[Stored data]
start
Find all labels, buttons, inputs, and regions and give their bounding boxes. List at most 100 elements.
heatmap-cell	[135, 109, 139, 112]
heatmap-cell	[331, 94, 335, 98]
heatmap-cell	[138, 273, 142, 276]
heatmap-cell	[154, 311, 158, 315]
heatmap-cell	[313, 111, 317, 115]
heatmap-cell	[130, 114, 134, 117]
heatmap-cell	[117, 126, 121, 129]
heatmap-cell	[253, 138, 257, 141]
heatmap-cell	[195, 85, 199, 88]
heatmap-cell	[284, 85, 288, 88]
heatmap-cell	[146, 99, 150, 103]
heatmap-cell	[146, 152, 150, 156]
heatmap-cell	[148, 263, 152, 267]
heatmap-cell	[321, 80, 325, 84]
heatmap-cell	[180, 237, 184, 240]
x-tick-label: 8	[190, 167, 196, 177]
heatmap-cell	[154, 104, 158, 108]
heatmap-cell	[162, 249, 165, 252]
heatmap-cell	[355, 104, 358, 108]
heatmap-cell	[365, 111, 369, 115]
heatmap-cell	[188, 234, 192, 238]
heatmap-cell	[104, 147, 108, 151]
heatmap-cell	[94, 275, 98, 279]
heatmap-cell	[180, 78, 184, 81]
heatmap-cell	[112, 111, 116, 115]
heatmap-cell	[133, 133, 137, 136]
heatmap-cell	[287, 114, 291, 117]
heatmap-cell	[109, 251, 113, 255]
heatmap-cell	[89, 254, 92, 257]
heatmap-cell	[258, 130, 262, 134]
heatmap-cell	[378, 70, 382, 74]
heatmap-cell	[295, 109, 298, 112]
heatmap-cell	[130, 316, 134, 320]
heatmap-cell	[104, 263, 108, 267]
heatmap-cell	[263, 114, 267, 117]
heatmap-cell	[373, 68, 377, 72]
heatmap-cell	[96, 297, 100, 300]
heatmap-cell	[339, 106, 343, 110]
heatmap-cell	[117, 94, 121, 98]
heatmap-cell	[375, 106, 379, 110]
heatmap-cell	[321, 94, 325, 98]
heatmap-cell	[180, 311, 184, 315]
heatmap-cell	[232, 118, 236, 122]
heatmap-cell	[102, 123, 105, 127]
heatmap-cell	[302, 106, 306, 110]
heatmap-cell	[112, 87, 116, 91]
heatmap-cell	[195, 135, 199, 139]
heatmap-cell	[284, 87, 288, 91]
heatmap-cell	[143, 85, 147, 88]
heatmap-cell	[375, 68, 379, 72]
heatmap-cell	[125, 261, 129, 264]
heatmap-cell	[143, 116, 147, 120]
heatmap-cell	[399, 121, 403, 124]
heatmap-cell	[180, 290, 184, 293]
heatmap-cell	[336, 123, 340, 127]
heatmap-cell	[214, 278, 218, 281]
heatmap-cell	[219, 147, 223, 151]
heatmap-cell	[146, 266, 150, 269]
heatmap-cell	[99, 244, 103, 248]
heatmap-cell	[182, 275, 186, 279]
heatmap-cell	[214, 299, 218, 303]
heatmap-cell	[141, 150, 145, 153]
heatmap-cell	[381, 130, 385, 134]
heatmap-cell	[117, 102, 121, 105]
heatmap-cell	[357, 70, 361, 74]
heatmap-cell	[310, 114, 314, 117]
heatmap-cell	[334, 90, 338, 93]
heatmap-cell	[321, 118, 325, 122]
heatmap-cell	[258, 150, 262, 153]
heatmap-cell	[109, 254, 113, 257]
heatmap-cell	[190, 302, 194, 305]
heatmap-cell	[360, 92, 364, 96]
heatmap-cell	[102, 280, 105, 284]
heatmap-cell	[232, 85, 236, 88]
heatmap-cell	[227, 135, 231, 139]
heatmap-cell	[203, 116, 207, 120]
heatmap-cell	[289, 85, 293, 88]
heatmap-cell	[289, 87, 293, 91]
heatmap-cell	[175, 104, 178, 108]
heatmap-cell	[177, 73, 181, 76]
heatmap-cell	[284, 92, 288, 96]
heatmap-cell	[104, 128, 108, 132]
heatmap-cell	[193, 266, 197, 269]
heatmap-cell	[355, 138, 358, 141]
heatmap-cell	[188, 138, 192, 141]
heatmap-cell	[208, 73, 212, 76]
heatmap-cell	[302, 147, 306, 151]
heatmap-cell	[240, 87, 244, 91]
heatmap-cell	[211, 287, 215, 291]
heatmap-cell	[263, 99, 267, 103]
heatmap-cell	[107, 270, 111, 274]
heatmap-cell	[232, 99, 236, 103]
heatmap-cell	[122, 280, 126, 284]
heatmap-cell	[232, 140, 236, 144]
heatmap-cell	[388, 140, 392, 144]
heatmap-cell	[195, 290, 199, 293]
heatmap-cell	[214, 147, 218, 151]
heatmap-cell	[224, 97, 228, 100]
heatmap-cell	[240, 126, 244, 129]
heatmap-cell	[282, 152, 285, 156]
end
• **Goal of the exercise**:
Retype the items word for word, from the first line through the line containing "123, 105, 127]", including that line.

• **Answer for this exercise**:
Find all labels, buttons, inputs, and regions and give their bounding boxes. List at most 100 elements.
heatmap-cell	[135, 109, 139, 112]
heatmap-cell	[331, 94, 335, 98]
heatmap-cell	[138, 273, 142, 276]
heatmap-cell	[154, 311, 158, 315]
heatmap-cell	[313, 111, 317, 115]
heatmap-cell	[130, 114, 134, 117]
heatmap-cell	[117, 126, 121, 129]
heatmap-cell	[253, 138, 257, 141]
heatmap-cell	[195, 85, 199, 88]
heatmap-cell	[284, 85, 288, 88]
heatmap-cell	[146, 99, 150, 103]
heatmap-cell	[146, 152, 150, 156]
heatmap-cell	[148, 263, 152, 267]
heatmap-cell	[321, 80, 325, 84]
heatmap-cell	[180, 237, 184, 240]
x-tick-label: 8	[190, 167, 196, 177]
heatmap-cell	[154, 104, 158, 108]
heatmap-cell	[162, 249, 165, 252]
heatmap-cell	[355, 104, 358, 108]
heatmap-cell	[365, 111, 369, 115]
heatmap-cell	[188, 234, 192, 238]
heatmap-cell	[104, 147, 108, 151]
heatmap-cell	[94, 275, 98, 279]
heatmap-cell	[180, 78, 184, 81]
heatmap-cell	[112, 111, 116, 115]
heatmap-cell	[133, 133, 137, 136]
heatmap-cell	[287, 114, 291, 117]
heatmap-cell	[109, 251, 113, 255]
heatmap-cell	[89, 254, 92, 257]
heatmap-cell	[258, 130, 262, 134]
heatmap-cell	[378, 70, 382, 74]
heatmap-cell	[295, 109, 298, 112]
heatmap-cell	[130, 316, 134, 320]
heatmap-cell	[104, 263, 108, 267]
heatmap-cell	[263, 114, 267, 117]
heatmap-cell	[373, 68, 377, 72]
heatmap-cell	[96, 297, 100, 300]
heatmap-cell	[339, 106, 343, 110]
heatmap-cell	[117, 94, 121, 98]
heatmap-cell	[375, 106, 379, 110]
heatmap-cell	[321, 94, 325, 98]
heatmap-cell	[180, 311, 184, 315]
heatmap-cell	[232, 118, 236, 122]
heatmap-cell	[102, 123, 105, 127]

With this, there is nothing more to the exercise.